[The request]
Give the listing again in full, exactly as written.

Saved data entries:
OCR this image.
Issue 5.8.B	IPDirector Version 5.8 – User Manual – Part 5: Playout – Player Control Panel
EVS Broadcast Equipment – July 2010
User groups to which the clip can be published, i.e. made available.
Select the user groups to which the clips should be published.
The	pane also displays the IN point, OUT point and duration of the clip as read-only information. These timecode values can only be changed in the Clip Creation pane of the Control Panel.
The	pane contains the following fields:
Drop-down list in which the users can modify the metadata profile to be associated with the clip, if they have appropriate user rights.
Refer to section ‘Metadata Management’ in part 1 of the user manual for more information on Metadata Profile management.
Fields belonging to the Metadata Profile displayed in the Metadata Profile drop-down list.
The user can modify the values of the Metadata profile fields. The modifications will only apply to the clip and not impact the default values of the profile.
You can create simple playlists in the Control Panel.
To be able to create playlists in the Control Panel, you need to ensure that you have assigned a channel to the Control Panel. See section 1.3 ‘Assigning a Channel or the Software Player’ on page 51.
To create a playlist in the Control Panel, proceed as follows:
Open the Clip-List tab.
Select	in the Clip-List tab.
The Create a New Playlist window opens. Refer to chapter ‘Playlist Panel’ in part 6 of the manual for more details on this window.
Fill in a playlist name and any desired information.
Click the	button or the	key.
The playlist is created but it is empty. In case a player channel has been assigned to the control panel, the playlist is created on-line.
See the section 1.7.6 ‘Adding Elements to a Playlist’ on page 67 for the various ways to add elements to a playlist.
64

[Output]
OCR this image.
Issue 5.8.B	IPDirector Version 5.8 – User Manual – Part 5: Playout – Player Control Panel
EVS Broadcast Equipment – July 2010
User groups to which the clip can be published, i.e. made available.
Select the user groups to which the clips should be published.
The	pane also displays the IN point, OUT point and duration of the clip as read-only information. These timecode values can only be changed in the Clip Creation pane of the Control Panel.
The	pane contains the following fields:
Drop-down list in which the users can modify the metadata profile to be associated with the clip, if they have appropriate user rights.
Refer to section ‘Metadata Management’ in part 1 of the user manual for more information on Metadata Profile management.
Fields belonging to the Metadata Profile displayed in the Metadata Profile drop-down list.
The user can modify the values of the Metadata profile fields. The modifications will only apply to the clip and not impact the default values of the profile.
You can create simple playlists in the Control Panel.
To be able to create playlists in the Control Panel, you need to ensure that you have assigned a channel to the Control Panel. See section 1.3 ‘Assigning a Channel or the Software Player’ on page 51.
To create a playlist in the Control Panel, proceed as follows:
Open the Clip-List tab.
Select	in the Clip-List tab.
The Create a New Playlist window opens. Refer to chapter ‘Playlist Panel’ in part 6 of the manual for more details on this window.
Fill in a playlist name and any desired information.
Click the	button or the	key.
The playlist is created but it is empty. In case a player channel has been assigned to the control panel, the playlist is created on-line.
See the section 1.7.6 ‘Adding Elements to a Playlist’ on page 67 for the various ways to add elements to a playlist.
64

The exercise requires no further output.